> _DATA ROWS_
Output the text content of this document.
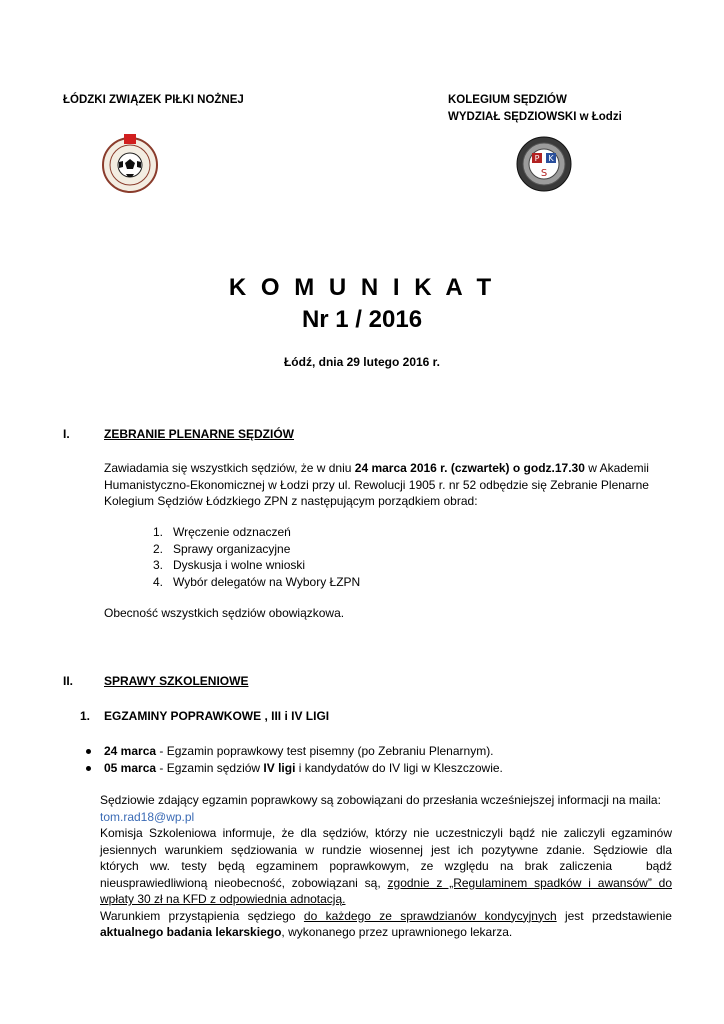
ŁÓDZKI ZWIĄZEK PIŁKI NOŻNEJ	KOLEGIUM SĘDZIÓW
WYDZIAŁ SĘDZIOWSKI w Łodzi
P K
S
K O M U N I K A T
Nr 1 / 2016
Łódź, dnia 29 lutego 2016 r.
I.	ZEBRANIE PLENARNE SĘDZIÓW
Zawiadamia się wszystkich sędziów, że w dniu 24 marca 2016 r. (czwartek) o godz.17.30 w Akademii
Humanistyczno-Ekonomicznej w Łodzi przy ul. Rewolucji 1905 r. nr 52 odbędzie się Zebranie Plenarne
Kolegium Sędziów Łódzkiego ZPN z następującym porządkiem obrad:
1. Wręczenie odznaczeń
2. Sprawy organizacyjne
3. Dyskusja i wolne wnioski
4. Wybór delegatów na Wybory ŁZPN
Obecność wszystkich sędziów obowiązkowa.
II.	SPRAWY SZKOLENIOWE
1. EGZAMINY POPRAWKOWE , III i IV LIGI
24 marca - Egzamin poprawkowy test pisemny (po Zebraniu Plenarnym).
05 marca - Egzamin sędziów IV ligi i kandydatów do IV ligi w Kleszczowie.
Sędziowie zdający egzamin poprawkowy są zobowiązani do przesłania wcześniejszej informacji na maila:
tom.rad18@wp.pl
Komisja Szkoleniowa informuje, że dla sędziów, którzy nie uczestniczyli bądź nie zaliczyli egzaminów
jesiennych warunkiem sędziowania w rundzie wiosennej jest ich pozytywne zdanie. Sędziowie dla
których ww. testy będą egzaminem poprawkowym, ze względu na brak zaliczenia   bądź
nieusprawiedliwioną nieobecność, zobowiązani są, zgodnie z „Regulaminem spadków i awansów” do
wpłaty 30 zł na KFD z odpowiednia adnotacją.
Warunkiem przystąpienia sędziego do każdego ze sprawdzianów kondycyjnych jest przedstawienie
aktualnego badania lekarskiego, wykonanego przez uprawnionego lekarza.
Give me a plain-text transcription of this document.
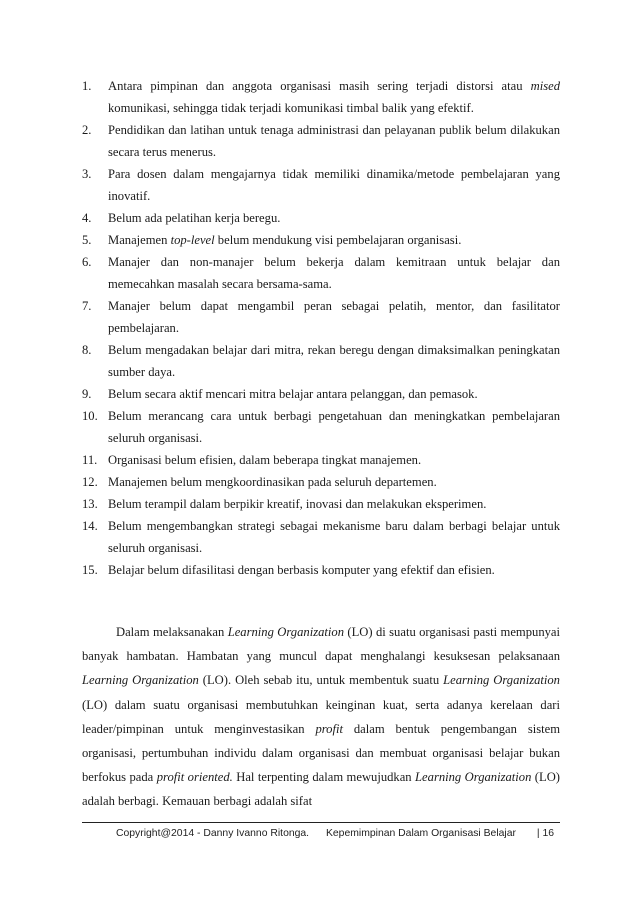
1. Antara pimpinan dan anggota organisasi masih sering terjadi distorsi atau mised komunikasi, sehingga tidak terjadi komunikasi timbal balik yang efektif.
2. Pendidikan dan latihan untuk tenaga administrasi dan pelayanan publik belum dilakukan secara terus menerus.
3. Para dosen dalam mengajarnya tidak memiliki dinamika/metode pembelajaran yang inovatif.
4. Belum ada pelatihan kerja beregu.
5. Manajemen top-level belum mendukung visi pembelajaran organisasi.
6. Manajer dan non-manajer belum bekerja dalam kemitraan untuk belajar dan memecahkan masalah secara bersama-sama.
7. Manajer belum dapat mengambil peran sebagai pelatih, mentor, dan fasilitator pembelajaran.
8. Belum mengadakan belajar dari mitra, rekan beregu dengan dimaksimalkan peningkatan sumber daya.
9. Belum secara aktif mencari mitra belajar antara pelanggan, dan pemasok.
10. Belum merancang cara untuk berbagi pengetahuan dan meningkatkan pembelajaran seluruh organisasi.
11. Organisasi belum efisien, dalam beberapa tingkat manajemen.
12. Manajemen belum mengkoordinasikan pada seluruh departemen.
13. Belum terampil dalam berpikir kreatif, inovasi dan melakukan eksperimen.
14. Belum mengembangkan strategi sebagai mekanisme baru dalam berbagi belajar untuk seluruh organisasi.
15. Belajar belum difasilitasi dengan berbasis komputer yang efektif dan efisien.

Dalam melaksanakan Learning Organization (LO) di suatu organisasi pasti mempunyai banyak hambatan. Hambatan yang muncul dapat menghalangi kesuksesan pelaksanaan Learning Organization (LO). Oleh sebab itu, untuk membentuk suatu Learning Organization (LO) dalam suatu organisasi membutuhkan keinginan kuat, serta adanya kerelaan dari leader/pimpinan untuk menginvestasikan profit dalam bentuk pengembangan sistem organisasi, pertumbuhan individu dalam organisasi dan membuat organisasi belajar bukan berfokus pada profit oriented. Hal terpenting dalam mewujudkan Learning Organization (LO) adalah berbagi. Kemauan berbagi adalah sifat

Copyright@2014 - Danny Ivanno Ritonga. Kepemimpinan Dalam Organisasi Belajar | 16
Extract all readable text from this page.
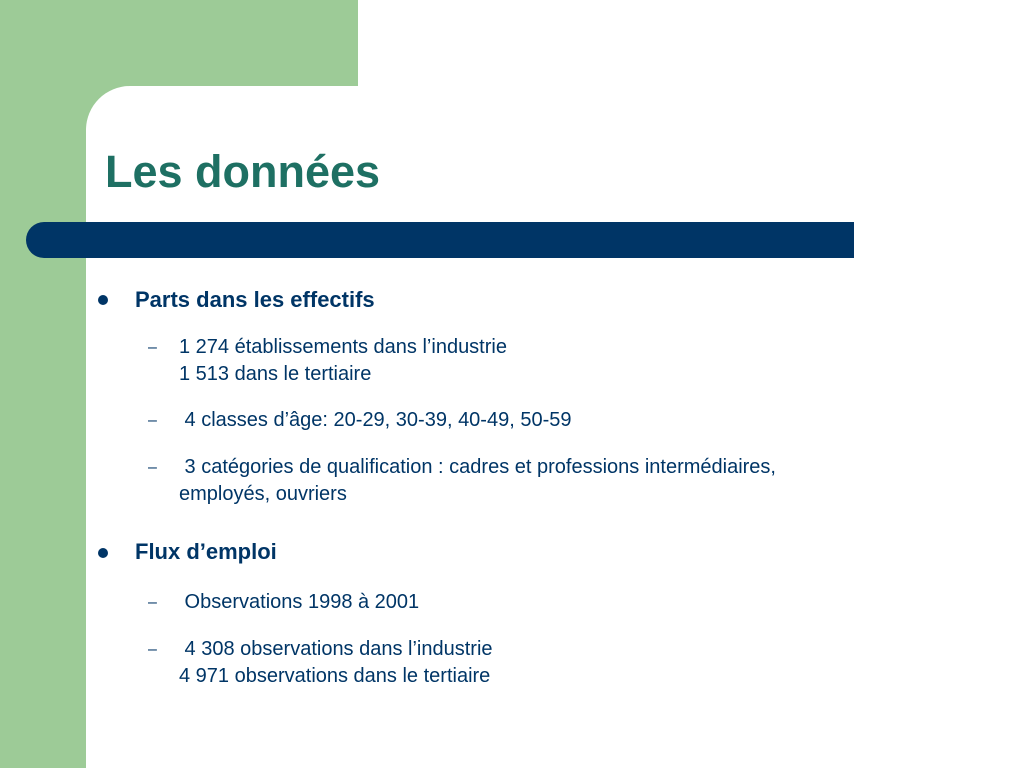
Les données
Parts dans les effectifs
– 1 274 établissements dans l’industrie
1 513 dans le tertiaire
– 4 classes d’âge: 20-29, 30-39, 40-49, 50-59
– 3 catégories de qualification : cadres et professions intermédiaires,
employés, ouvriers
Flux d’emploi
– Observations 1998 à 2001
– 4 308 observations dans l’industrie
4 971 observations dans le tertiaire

> _OBJECTIVE_
Print the records word for word and exclude any picture they hold.

> _FINISHED TASK_
Output the text content of this document.
ŁÓDZKI ZWIĄZEK PIŁKI NOŻNEJ	KOLEGIUM SĘDZIÓW
WYDZIAŁ SĘDZIOWSKI w Łodzi
P K
S
K O M U N I K A T
Nr 1 / 2016
Łódź, dnia 29 lutego 2016 r.
I.	ZEBRANIE PLENARNE SĘDZIÓW
Zawiadamia się wszystkich sędziów, że w dniu 24 marca 2016 r. (czwartek) o godz.17.30 w Akademii
Humanistyczno-Ekonomicznej w Łodzi przy ul. Rewolucji 1905 r. nr 52 odbędzie się Zebranie Plenarne
Kolegium Sędziów Łódzkiego ZPN z następującym porządkiem obrad:
1. Wręczenie odznaczeń
2. Sprawy organizacyjne
3. Dyskusja i wolne wnioski
4. Wybór delegatów na Wybory ŁZPN
Obecność wszystkich sędziów obowiązkowa.
II.	SPRAWY SZKOLENIOWE
1. EGZAMINY POPRAWKOWE , III i IV LIGI
24 marca - Egzamin poprawkowy test pisemny (po Zebraniu Plenarnym).
05 marca - Egzamin sędziów IV ligi i kandydatów do IV ligi w Kleszczowie.
Sędziowie zdający egzamin poprawkowy są zobowiązani do przesłania wcześniejszej informacji na maila:
tom.rad18@wp.pl
Komisja Szkoleniowa informuje, że dla sędziów, którzy nie uczestniczyli bądź nie zaliczyli egzaminów
jesiennych warunkiem sędziowania w rundzie wiosennej jest ich pozytywne zdanie. Sędziowie dla
których ww. testy będą egzaminem poprawkowym, ze względu na brak zaliczenia   bądź
nieusprawiedliwioną nieobecność, zobowiązani są, zgodnie z „Regulaminem spadków i awansów” do
wpłaty 30 zł na KFD z odpowiednia adnotacją.
Warunkiem przystąpienia sędziego do każdego ze sprawdzianów kondycyjnych jest przedstawienie
aktualnego badania lekarskiego, wykonanego przez uprawnionego lekarza.
Give me a plain-text transcription of this document.
1. Antara pimpinan dan anggota organisasi masih sering terjadi distorsi atau mised komunikasi, sehingga tidak terjadi komunikasi timbal balik yang efektif.
2. Pendidikan dan latihan untuk tenaga administrasi dan pelayanan publik belum dilakukan secara terus menerus.
3. Para dosen dalam mengajarnya tidak memiliki dinamika/metode pembelajaran yang inovatif.
4. Belum ada pelatihan kerja beregu.
5. Manajemen top-level belum mendukung visi pembelajaran organisasi.
6. Manajer dan non-manajer belum bekerja dalam kemitraan untuk belajar dan memecahkan masalah secara bersama-sama.
7. Manajer belum dapat mengambil peran sebagai pelatih, mentor, dan fasilitator pembelajaran.
8. Belum mengadakan belajar dari mitra, rekan beregu dengan dimaksimalkan peningkatan sumber daya.
9. Belum secara aktif mencari mitra belajar antara pelanggan, dan pemasok.
10. Belum merancang cara untuk berbagi pengetahuan dan meningkatkan pembelajaran seluruh organisasi.
11. Organisasi belum efisien, dalam beberapa tingkat manajemen.
12. Manajemen belum mengkoordinasikan pada seluruh departemen.
13. Belum terampil dalam berpikir kreatif, inovasi dan melakukan eksperimen.
14. Belum mengembangkan strategi sebagai mekanisme baru dalam berbagi belajar untuk seluruh organisasi.
15. Belajar belum difasilitasi dengan berbasis komputer yang efektif dan efisien.

Dalam melaksanakan Learning Organization (LO) di suatu organisasi pasti mempunyai banyak hambatan. Hambatan yang muncul dapat menghalangi kesuksesan pelaksanaan Learning Organization (LO). Oleh sebab itu, untuk membentuk suatu Learning Organization (LO) dalam suatu organisasi membutuhkan keinginan kuat, serta adanya kerelaan dari leader/pimpinan untuk menginvestasikan profit dalam bentuk pengembangan sistem organisasi, pertumbuhan individu dalam organisasi dan membuat organisasi belajar bukan berfokus pada profit oriented. Hal terpenting dalam mewujudkan Learning Organization (LO) adalah berbagi. Kemauan berbagi adalah sifat

Copyright@2014 - Danny Ivanno Ritonga. Kepemimpinan Dalam Organisasi Belajar | 16
Extract all readable text from this page.
Les données
Parts dans les effectifs
– 1 274 établissements dans l’industrie
1 513 dans le tertiaire
– 4 classes d’âge: 20-29, 30-39, 40-49, 50-59
– 3 catégories de qualification : cadres et professions intermédiaires,
employés, ouvriers
Flux d’emploi
– Observations 1998 à 2001
– 4 308 observations dans l’industrie
4 971 observations dans le tertiaire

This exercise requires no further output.